— START OF Dataset records —

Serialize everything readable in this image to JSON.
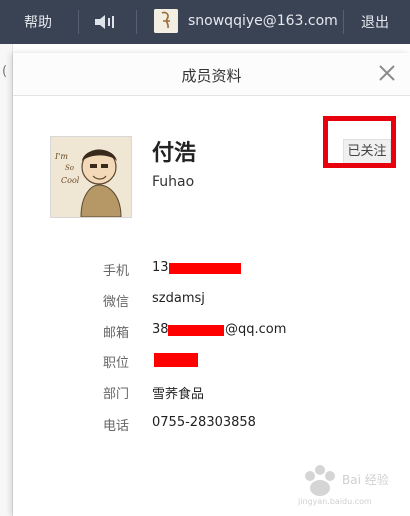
{
  "topbar": {
    "help": "帮助",
    "email": "snowqqiye@163.com",
    "logout": "退出"
  },
  "background": {
    "paren": "("
  },
  "dialog": {
    "title": "成员资料",
    "follow_label": "已关注"
  },
  "profile": {
    "name": "付浩",
    "pinyin": "Fuhao",
    "avatar_text": [
      "I'm",
      "So",
      "Cool"
    ],
    "fields": [
      {
        "label": "手机",
        "value": "13"
      },
      {
        "label": "微信",
        "value": "szdamsj"
      },
      {
        "label": "邮箱",
        "value_prefix": "38",
        "value_suffix": "@qq.com"
      },
      {
        "label": "职位",
        "value": ""
      },
      {
        "label": "部门",
        "value": "雪荞食品"
      },
      {
        "label": "电话",
        "value": "0755-28303858"
      }
    ]
  },
  "icons": {
    "volume": "volume-icon",
    "close": "close-icon"
  },
  "colors": {
    "topbar_bg": "#3a4354",
    "redaction": "#ff0000",
    "highlight": "#e8000c"
  },
  "watermark": {
    "text": "Bai 经验",
    "subtext": "jingyan.baidu.com"
  }
}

— END OF Dataset records —

Except for the pictures, reproduce every line exactly.

#### Exercise answer:
Serialize everything readable in this image to JSON.
{
  "topbar": {
    "help": "帮助",
    "email": "snowqqiye@163.com",
    "logout": "退出"
  },
  "background": {
    "paren": "("
  },
  "dialog": {
    "title": "成员资料",
    "follow_label": "已关注"
  },
  "profile": {
    "name": "付浩",
    "pinyin": "Fuhao",
    "avatar_text": [
      "I'm",
      "So",
      "Cool"
    ],
    "fields": [
      {
        "label": "手机",
        "value": "13"
      },
      {
        "label": "微信",
        "value": "szdamsj"
      },
      {
        "label": "邮箱",
        "value_prefix": "38",
        "value_suffix": "@qq.com"
      },
      {
        "label": "职位",
        "value": ""
      },
      {
        "label": "部门",
        "value": "雪荞食品"
      },
      {
        "label": "电话",
        "value": "0755-28303858"
      }
    ]
  },
  "icons": {
    "volume": "volume-icon",
    "close": "close-icon"
  },
  "colors": {
    "topbar_bg": "#3a4354",
    "redaction": "#ff0000",
    "highlight": "#e8000c"
  },
  "watermark": {
    "text": "Bai 经验",
    "subtext": "jingyan.baidu.com"
  }
}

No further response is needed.